◆ Extracts from a graphics dataset ◆
+-------+

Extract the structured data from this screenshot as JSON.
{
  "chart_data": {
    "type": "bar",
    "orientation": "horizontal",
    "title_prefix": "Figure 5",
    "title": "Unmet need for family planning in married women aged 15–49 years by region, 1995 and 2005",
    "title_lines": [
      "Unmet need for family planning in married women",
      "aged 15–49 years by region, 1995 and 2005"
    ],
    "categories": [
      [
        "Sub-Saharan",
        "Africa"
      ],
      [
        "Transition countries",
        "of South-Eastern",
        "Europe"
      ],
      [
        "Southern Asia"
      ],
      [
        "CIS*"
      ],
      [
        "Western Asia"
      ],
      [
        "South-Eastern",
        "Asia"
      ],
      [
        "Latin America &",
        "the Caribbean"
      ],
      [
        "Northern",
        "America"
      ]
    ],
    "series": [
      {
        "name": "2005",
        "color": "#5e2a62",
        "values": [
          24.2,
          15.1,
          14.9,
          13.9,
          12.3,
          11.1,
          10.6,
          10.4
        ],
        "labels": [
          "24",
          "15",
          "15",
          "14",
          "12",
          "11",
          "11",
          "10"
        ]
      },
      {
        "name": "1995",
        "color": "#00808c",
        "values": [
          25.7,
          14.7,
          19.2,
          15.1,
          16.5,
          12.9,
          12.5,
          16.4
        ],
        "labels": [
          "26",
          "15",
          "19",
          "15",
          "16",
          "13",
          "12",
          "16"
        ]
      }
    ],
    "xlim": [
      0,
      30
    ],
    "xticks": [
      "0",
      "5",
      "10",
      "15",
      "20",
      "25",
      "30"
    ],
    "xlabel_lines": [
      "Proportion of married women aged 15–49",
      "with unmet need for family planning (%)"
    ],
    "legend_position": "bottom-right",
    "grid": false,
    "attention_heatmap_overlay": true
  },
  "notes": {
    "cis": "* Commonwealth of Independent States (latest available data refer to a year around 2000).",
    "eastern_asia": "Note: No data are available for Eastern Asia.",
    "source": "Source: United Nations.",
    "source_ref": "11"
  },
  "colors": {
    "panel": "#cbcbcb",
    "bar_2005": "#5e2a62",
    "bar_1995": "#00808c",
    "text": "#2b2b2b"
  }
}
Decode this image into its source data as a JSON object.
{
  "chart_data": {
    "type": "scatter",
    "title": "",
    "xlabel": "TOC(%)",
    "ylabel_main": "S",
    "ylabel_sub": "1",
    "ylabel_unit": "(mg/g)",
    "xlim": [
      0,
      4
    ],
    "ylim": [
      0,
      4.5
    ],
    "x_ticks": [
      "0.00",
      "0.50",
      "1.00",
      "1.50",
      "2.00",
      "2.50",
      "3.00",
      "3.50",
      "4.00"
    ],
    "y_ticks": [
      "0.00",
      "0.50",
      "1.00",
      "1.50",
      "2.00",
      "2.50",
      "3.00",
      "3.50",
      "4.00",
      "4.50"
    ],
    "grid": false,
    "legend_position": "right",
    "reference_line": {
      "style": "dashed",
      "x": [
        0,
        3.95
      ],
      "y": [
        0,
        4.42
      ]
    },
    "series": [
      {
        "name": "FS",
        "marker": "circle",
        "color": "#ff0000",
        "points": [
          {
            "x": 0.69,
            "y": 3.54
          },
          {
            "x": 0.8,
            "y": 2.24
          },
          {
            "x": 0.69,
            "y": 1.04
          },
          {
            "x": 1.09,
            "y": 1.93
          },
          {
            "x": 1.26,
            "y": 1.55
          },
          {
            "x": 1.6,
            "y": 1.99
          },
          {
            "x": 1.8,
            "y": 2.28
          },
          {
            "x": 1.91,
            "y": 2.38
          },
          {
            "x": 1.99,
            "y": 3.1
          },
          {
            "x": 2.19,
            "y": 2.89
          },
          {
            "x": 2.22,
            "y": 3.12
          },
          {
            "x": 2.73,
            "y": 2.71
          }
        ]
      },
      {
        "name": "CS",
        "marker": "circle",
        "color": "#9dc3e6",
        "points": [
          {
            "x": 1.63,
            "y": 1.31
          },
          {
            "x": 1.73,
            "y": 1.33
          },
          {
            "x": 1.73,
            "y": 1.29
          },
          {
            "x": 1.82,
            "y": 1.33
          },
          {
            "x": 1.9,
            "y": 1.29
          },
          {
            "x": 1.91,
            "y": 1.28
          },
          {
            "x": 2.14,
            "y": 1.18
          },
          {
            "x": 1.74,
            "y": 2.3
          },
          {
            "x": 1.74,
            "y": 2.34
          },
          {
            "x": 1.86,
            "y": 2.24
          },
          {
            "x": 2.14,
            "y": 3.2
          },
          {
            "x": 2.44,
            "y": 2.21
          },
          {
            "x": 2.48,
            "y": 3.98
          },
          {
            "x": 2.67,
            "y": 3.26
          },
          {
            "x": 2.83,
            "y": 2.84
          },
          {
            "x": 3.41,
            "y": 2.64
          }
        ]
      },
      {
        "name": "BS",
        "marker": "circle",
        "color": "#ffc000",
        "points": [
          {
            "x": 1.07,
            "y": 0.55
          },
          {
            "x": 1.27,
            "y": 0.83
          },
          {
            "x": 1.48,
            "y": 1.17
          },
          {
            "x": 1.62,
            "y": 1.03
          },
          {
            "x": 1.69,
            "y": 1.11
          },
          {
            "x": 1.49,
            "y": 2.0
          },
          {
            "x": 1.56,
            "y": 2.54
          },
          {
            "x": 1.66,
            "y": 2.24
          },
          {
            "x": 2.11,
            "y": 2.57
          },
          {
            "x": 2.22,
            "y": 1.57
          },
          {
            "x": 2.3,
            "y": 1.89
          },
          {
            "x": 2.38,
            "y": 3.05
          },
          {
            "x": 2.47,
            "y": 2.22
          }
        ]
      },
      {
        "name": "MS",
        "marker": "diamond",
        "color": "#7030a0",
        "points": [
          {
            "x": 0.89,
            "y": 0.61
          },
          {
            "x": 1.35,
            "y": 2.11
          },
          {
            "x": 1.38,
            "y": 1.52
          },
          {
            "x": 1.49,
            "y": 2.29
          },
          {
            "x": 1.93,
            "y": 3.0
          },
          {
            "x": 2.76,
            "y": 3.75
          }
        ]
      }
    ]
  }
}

+-------+

◆ AIM OF THE TASK ◆
Go through the records above and retype each one exactly.

◆ SOLUTION TO THIS TASK ◆
Extract the structured data from this screenshot as JSON.
{
  "chart_data": {
    "type": "bar",
    "orientation": "horizontal",
    "title_prefix": "Figure 5",
    "title": "Unmet need for family planning in married women aged 15–49 years by region, 1995 and 2005",
    "title_lines": [
      "Unmet need for family planning in married women",
      "aged 15–49 years by region, 1995 and 2005"
    ],
    "categories": [
      [
        "Sub-Saharan",
        "Africa"
      ],
      [
        "Transition countries",
        "of South-Eastern",
        "Europe"
      ],
      [
        "Southern Asia"
      ],
      [
        "CIS*"
      ],
      [
        "Western Asia"
      ],
      [
        "South-Eastern",
        "Asia"
      ],
      [
        "Latin America &",
        "the Caribbean"
      ],
      [
        "Northern",
        "America"
      ]
    ],
    "series": [
      {
        "name": "2005",
        "color": "#5e2a62",
        "values": [
          24.2,
          15.1,
          14.9,
          13.9,
          12.3,
          11.1,
          10.6,
          10.4
        ],
        "labels": [
          "24",
          "15",
          "15",
          "14",
          "12",
          "11",
          "11",
          "10"
        ]
      },
      {
        "name": "1995",
        "color": "#00808c",
        "values": [
          25.7,
          14.7,
          19.2,
          15.1,
          16.5,
          12.9,
          12.5,
          16.4
        ],
        "labels": [
          "26",
          "15",
          "19",
          "15",
          "16",
          "13",
          "12",
          "16"
        ]
      }
    ],
    "xlim": [
      0,
      30
    ],
    "xticks": [
      "0",
      "5",
      "10",
      "15",
      "20",
      "25",
      "30"
    ],
    "xlabel_lines": [
      "Proportion of married women aged 15–49",
      "with unmet need for family planning (%)"
    ],
    "legend_position": "bottom-right",
    "grid": false,
    "attention_heatmap_overlay": true
  },
  "notes": {
    "cis": "* Commonwealth of Independent States (latest available data refer to a year around 2000).",
    "eastern_asia": "Note: No data are available for Eastern Asia.",
    "source": "Source: United Nations.",
    "source_ref": "11"
  },
  "colors": {
    "panel": "#cbcbcb",
    "bar_2005": "#5e2a62",
    "bar_1995": "#00808c",
    "text": "#2b2b2b"
  }
}
Decode this image into its source data as a JSON object.
{
  "chart_data": {
    "type": "scatter",
    "title": "",
    "xlabel": "TOC(%)",
    "ylabel_main": "S",
    "ylabel_sub": "1",
    "ylabel_unit": "(mg/g)",
    "xlim": [
      0,
      4
    ],
    "ylim": [
      0,
      4.5
    ],
    "x_ticks": [
      "0.00",
      "0.50",
      "1.00",
      "1.50",
      "2.00",
      "2.50",
      "3.00",
      "3.50",
      "4.00"
    ],
    "y_ticks": [
      "0.00",
      "0.50",
      "1.00",
      "1.50",
      "2.00",
      "2.50",
      "3.00",
      "3.50",
      "4.00",
      "4.50"
    ],
    "grid": false,
    "legend_position": "right",
    "reference_line": {
      "style": "dashed",
      "x": [
        0,
        3.95
      ],
      "y": [
        0,
        4.42
      ]
    },
    "series": [
      {
        "name": "FS",
        "marker": "circle",
        "color": "#ff0000",
        "points": [
          {
            "x": 0.69,
            "y": 3.54
          },
          {
            "x": 0.8,
            "y": 2.24
          },
          {
            "x": 0.69,
            "y": 1.04
          },
          {
            "x": 1.09,
            "y": 1.93
          },
          {
            "x": 1.26,
            "y": 1.55
          },
          {
            "x": 1.6,
            "y": 1.99
          },
          {
            "x": 1.8,
            "y": 2.28
          },
          {
            "x": 1.91,
            "y": 2.38
          },
          {
            "x": 1.99,
            "y": 3.1
          },
          {
            "x": 2.19,
            "y": 2.89
          },
          {
            "x": 2.22,
            "y": 3.12
          },
          {
            "x": 2.73,
            "y": 2.71
          }
        ]
      },
      {
        "name": "CS",
        "marker": "circle",
        "color": "#9dc3e6",
        "points": [
          {
            "x": 1.63,
            "y": 1.31
          },
          {
            "x": 1.73,
            "y": 1.33
          },
          {
            "x": 1.73,
            "y": 1.29
          },
          {
            "x": 1.82,
            "y": 1.33
          },
          {
            "x": 1.9,
            "y": 1.29
          },
          {
            "x": 1.91,
            "y": 1.28
          },
          {
            "x": 2.14,
            "y": 1.18
          },
          {
            "x": 1.74,
            "y": 2.3
          },
          {
            "x": 1.74,
            "y": 2.34
          },
          {
            "x": 1.86,
            "y": 2.24
          },
          {
            "x": 2.14,
            "y": 3.2
          },
          {
            "x": 2.44,
            "y": 2.21
          },
          {
            "x": 2.48,
            "y": 3.98
          },
          {
            "x": 2.67,
            "y": 3.26
          },
          {
            "x": 2.83,
            "y": 2.84
          },
          {
            "x": 3.41,
            "y": 2.64
          }
        ]
      },
      {
        "name": "BS",
        "marker": "circle",
        "color": "#ffc000",
        "points": [
          {
            "x": 1.07,
            "y": 0.55
          },
          {
            "x": 1.27,
            "y": 0.83
          },
          {
            "x": 1.48,
            "y": 1.17
          },
          {
            "x": 1.62,
            "y": 1.03
          },
          {
            "x": 1.69,
            "y": 1.11
          },
          {
            "x": 1.49,
            "y": 2.0
          },
          {
            "x": 1.56,
            "y": 2.54
          },
          {
            "x": 1.66,
            "y": 2.24
          },
          {
            "x": 2.11,
            "y": 2.57
          },
          {
            "x": 2.22,
            "y": 1.57
          },
          {
            "x": 2.3,
            "y": 1.89
          },
          {
            "x": 2.38,
            "y": 3.05
          },
          {
            "x": 2.47,
            "y": 2.22
          }
        ]
      },
      {
        "name": "MS",
        "marker": "diamond",
        "color": "#7030a0",
        "points": [
          {
            "x": 0.89,
            "y": 0.61
          },
          {
            "x": 1.35,
            "y": 2.11
          },
          {
            "x": 1.38,
            "y": 1.52
          },
          {
            "x": 1.49,
            "y": 2.29
          },
          {
            "x": 1.93,
            "y": 3.0
          },
          {
            "x": 2.76,
            "y": 3.75
          }
        ]
      }
    ]
  }
}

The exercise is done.